** START Data shown **

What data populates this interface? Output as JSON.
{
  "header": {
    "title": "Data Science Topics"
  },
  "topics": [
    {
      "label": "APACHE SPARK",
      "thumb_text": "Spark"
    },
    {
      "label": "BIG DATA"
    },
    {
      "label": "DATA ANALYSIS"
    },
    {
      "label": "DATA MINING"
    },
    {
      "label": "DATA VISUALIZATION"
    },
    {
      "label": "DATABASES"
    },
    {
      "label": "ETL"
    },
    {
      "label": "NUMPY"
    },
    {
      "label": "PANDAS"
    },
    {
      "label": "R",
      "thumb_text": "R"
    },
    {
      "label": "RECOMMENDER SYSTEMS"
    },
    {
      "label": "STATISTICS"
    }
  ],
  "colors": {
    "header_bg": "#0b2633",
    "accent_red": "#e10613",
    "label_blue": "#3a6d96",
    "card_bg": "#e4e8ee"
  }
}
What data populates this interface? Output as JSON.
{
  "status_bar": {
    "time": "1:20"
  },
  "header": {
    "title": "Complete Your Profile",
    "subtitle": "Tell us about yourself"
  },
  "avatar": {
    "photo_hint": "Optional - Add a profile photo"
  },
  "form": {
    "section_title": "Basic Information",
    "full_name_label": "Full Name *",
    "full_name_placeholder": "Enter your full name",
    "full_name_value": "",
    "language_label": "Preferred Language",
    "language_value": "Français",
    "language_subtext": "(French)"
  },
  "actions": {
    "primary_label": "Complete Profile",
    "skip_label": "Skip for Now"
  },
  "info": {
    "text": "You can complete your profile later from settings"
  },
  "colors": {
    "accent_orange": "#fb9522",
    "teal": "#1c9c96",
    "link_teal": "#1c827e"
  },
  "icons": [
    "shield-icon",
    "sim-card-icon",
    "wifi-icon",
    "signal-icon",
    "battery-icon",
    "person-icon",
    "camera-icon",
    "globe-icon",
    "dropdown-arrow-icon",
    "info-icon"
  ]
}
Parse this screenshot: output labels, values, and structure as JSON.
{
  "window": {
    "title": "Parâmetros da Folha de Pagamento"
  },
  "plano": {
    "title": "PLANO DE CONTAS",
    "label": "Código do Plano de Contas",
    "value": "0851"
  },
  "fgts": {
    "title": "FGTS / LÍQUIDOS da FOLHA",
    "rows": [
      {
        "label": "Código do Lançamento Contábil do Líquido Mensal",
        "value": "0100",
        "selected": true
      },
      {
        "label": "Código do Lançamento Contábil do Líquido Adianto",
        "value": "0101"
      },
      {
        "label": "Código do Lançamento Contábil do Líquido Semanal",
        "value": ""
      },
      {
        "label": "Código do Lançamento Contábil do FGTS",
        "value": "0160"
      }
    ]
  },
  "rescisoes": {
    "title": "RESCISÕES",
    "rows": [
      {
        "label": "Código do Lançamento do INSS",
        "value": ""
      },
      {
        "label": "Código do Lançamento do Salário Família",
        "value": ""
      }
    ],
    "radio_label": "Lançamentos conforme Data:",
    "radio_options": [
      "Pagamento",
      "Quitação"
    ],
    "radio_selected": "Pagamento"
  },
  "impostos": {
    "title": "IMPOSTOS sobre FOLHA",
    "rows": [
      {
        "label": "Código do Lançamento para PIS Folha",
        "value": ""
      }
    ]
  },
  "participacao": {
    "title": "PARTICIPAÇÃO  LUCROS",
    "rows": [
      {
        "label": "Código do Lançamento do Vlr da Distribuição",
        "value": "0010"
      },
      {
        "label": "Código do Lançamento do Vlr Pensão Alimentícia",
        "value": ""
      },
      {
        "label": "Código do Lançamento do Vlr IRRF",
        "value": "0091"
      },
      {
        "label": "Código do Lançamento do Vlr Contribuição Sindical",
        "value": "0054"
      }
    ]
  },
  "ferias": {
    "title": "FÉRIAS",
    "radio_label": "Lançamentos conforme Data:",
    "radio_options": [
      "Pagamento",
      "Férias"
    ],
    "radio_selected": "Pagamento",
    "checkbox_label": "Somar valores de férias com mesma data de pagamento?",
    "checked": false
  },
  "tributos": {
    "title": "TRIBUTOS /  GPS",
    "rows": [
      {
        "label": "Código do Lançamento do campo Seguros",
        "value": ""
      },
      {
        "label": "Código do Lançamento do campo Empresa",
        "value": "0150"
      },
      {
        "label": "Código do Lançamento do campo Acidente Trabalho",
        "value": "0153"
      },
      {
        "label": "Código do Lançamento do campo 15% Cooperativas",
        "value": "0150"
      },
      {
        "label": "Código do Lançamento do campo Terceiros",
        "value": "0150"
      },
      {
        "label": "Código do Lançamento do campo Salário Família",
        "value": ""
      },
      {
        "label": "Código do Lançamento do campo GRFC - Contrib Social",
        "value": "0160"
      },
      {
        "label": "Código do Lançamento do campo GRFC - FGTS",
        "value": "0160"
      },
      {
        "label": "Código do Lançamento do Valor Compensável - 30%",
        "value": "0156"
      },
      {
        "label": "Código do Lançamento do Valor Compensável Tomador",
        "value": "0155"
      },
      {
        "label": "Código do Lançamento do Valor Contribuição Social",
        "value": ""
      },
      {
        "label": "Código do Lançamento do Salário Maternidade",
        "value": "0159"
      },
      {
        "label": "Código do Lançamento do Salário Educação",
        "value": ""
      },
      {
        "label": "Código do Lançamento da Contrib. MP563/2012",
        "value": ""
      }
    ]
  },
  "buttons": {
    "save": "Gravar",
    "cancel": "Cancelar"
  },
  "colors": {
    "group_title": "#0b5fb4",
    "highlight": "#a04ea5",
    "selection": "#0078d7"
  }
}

** END Data shown **

• _Task_
Show all lines in the entries above where the word "campo" appears.

• _Exercise answer_
        "label": "Código do Lançamento do campo Seguros",
        "label": "Código do Lançamento do campo Empresa",
        "label": "Código do Lançamento do campo Acidente Trabalho",
        "label": "Código do Lançamento do campo 15% Cooperativas",
        "label": "Código do Lançamento do campo Terceiros",
        "label": "Código do Lançamento do campo Salário Família",
        "label": "Código do Lançamento do campo GRFC - Contrib Social",
        "label": "Código do Lançamento do campo GRFC - FGTS",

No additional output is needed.